» Problem statement
Repeat each record below exactly, dropping the pictures.

» Data rows
* BEGIN *

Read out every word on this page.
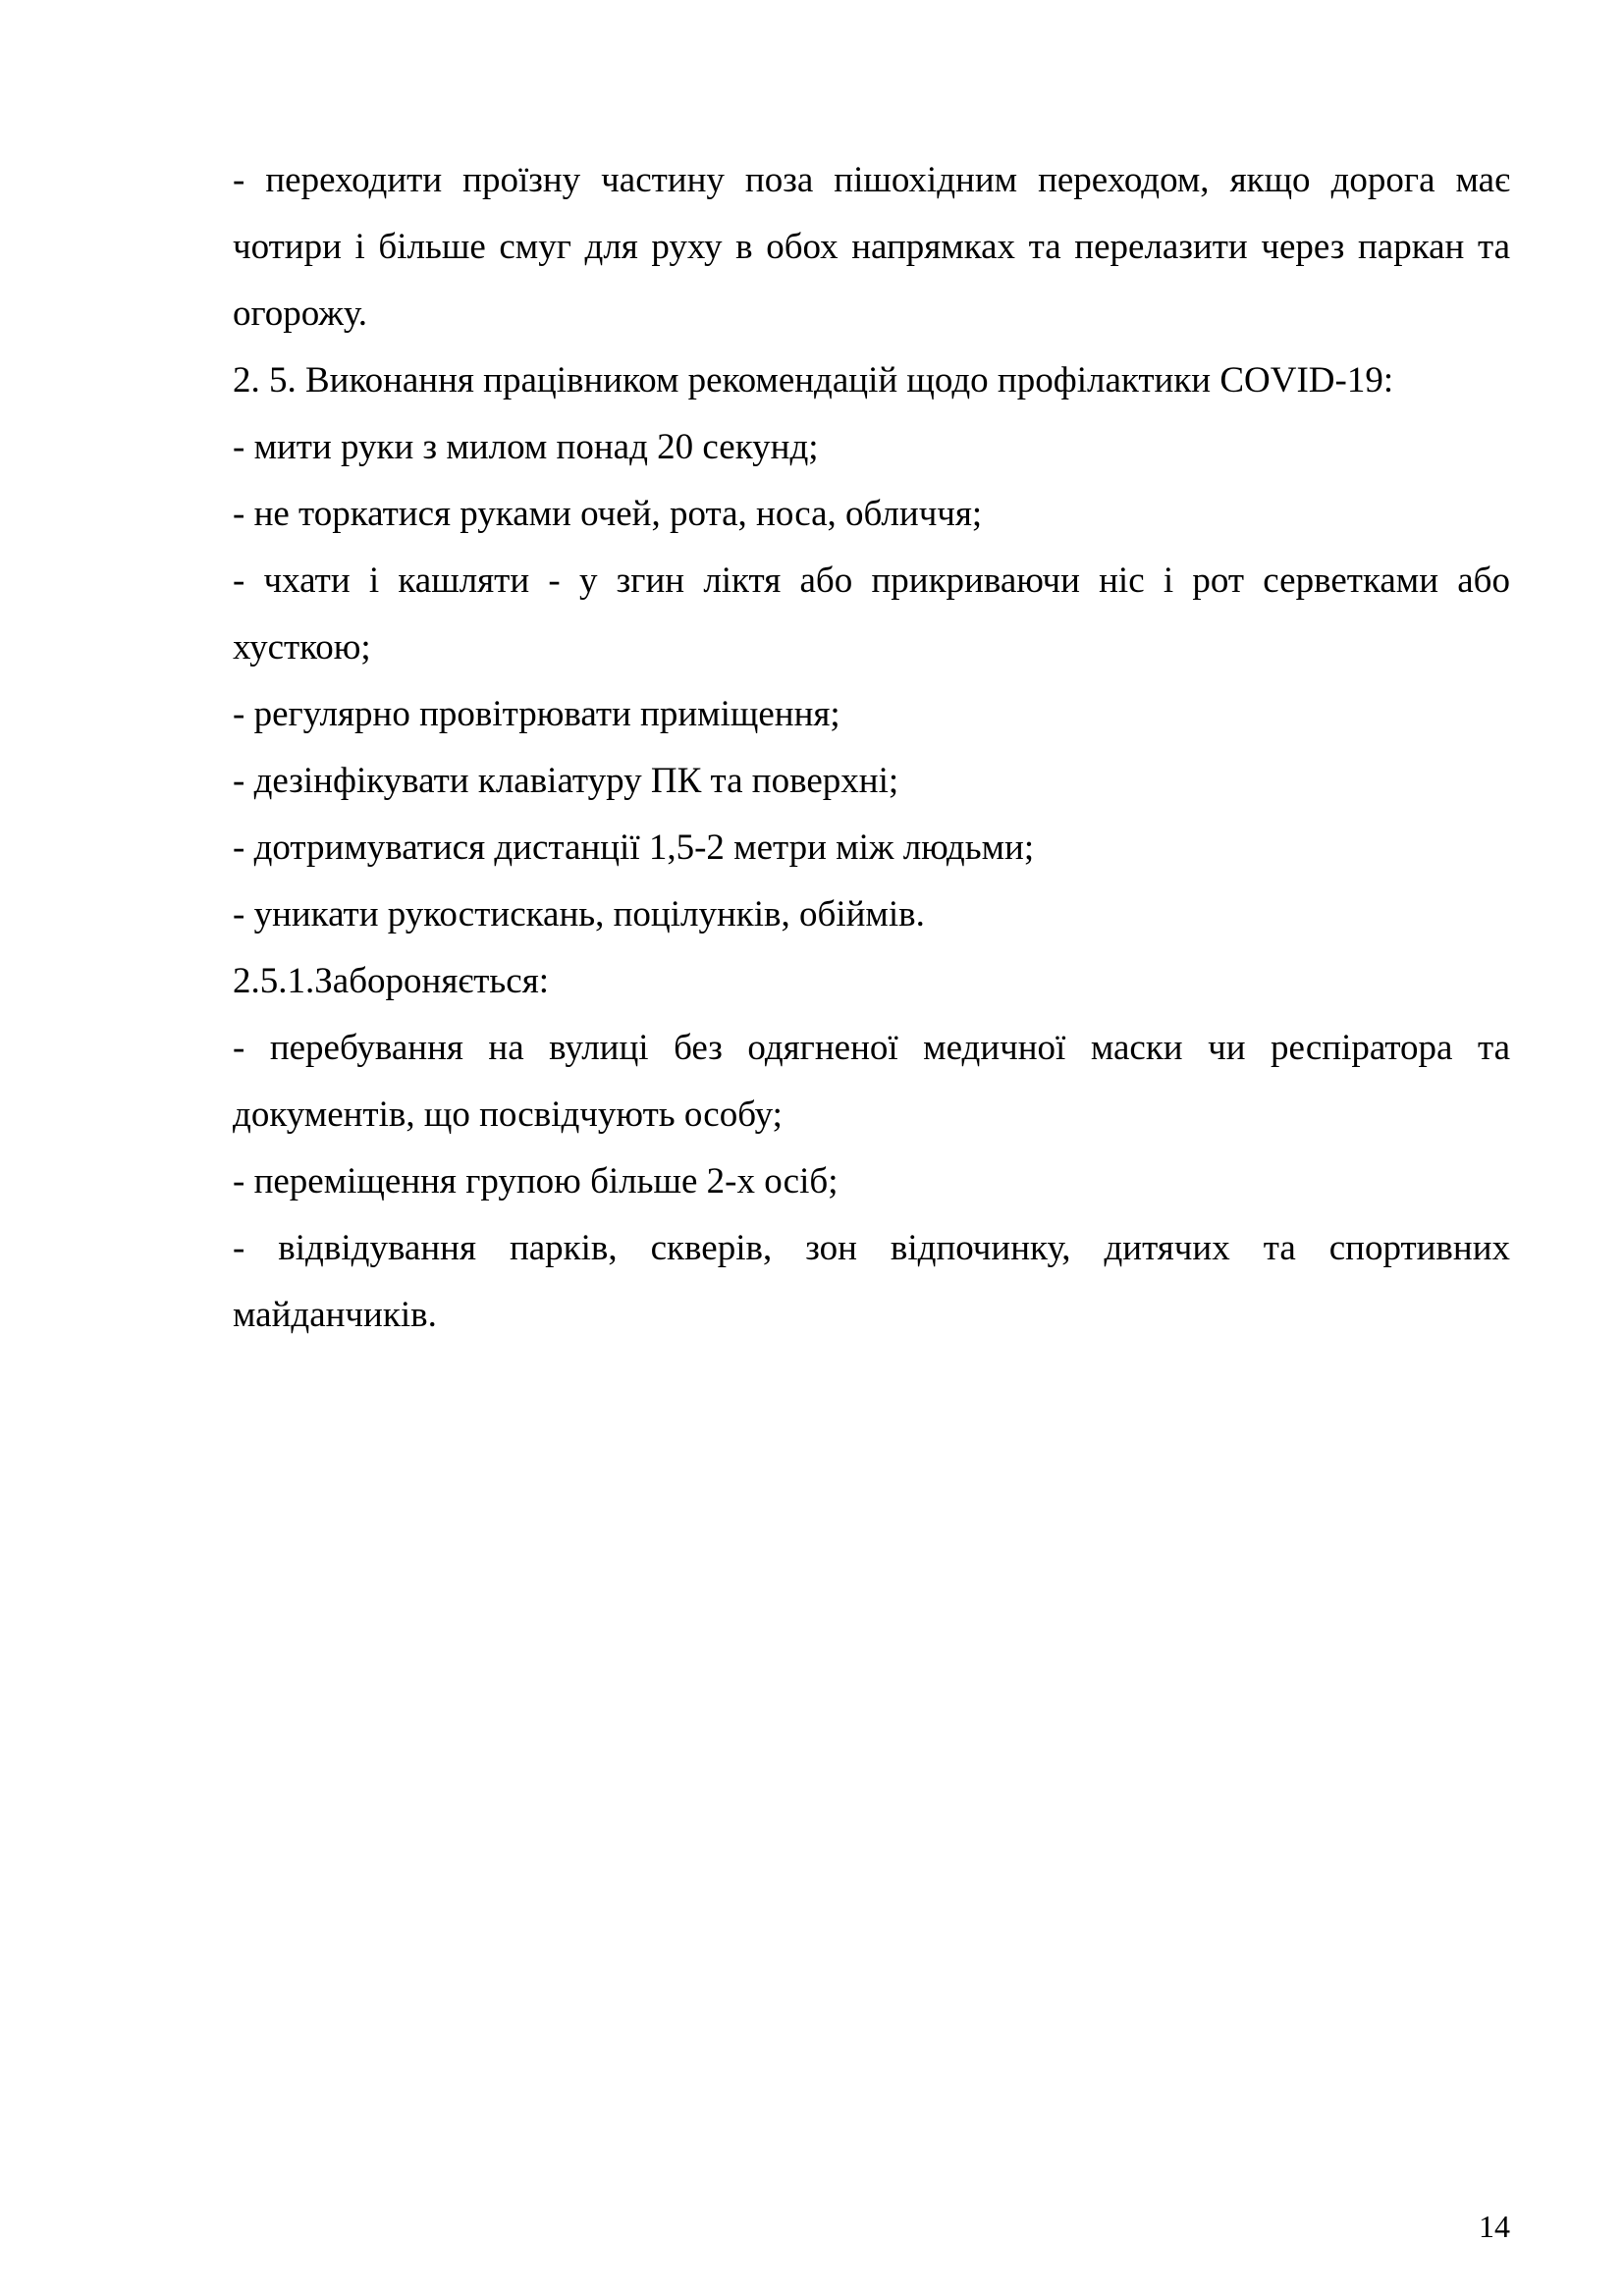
- переходити проїзну частину поза пішохідним переходом, якщо дорога має чотири і більше смуг для руху в обох напрямках та перелазити через паркан та огорожу.

2. 5. Виконання працівником рекомендацій щодо профілактики COVID-19:

- мити руки з милом понад 20 секунд;

- не торкатися руками очей, рота, носа, обличчя;

- чхати і кашляти - у згин ліктя або прикриваючи ніс і рот серветками або хусткою;

- регулярно провітрювати приміщення;

- дезінфікувати клавіатуру ПК та поверхні;

- дотримуватися дистанції 1,5-2 метри між людьми;

- уникати рукостискань, поцілунків, обіймів.

2.5.1.Забороняється:

- перебування на вулиці без одягненої медичної маски чи респіратора та документів, що посвідчують особу;

- переміщення групою більше 2-х осіб;

- відвідування парків, скверів, зон відпочинку, дитячих та спортивних майданчиків.

14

* END *

» Task solution
Read out every word on this page.
- переходити проїзну частину поза пішохідним переходом, якщо дорога має чотири і більше смуг для руху в обох напрямках та перелазити через паркан та огорожу.

2. 5. Виконання працівником рекомендацій щодо профілактики COVID-19:

- мити руки з милом понад 20 секунд;

- не торкатися руками очей, рота, носа, обличчя;

- чхати і кашляти - у згин ліктя або прикриваючи ніс і рот серветками або хусткою;

- регулярно провітрювати приміщення;

- дезінфікувати клавіатуру ПК та поверхні;

- дотримуватися дистанції 1,5-2 метри між людьми;

- уникати рукостискань, поцілунків, обіймів.

2.5.1.Забороняється:

- перебування на вулиці без одягненої медичної маски чи респіратора та документів, що посвідчують особу;

- переміщення групою більше 2-х осіб;

- відвідування парків, скверів, зон відпочинку, дитячих та спортивних майданчиків.

14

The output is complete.